Entries with figure data
---*---

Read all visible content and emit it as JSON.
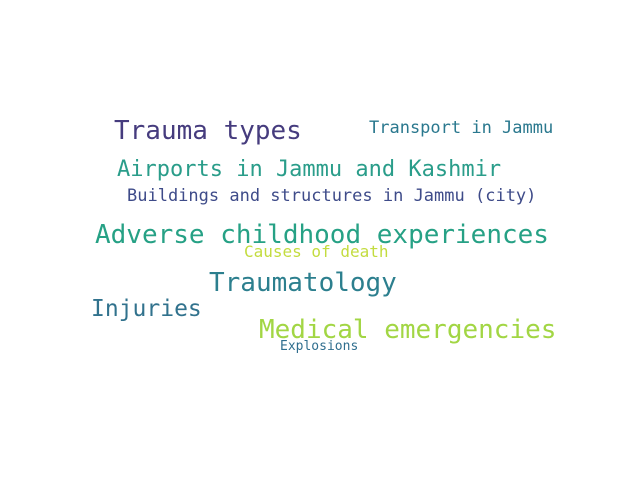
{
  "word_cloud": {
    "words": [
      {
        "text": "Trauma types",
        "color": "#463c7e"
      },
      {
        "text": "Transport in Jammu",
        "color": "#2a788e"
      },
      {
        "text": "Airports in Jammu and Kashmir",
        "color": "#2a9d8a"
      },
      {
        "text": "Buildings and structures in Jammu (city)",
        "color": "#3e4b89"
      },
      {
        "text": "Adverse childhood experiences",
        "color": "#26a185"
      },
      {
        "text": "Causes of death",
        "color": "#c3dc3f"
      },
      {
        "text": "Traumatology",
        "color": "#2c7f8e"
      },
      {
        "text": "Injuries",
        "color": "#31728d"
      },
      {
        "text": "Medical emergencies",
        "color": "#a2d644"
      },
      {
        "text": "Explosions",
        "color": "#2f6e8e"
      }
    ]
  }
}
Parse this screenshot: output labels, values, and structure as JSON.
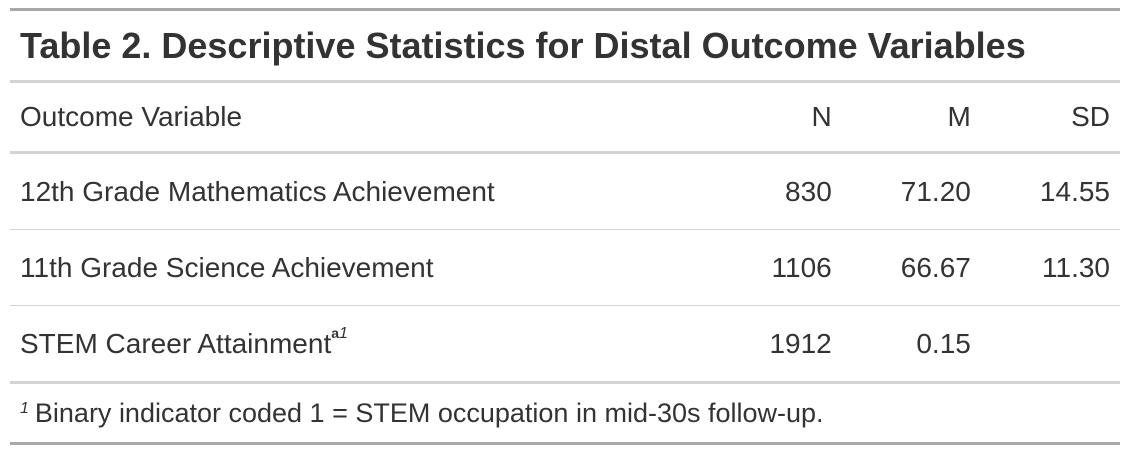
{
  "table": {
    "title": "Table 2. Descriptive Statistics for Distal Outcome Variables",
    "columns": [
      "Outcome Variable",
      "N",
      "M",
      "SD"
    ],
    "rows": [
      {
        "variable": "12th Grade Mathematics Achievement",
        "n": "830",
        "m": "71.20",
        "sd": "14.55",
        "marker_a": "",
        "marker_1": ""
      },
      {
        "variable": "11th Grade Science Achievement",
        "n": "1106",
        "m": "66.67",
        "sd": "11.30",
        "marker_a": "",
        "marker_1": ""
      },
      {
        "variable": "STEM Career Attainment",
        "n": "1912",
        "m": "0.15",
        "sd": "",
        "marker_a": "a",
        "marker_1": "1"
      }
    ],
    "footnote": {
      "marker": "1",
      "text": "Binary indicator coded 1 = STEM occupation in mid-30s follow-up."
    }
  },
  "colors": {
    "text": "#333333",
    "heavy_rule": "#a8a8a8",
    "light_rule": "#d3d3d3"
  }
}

---*---

All lines that include "Grade" are to be gathered and copied.

▶ _Response for this exercise_:
        "variable": "12th Grade Mathematics Achievement",
        "variable": "11th Grade Science Achievement",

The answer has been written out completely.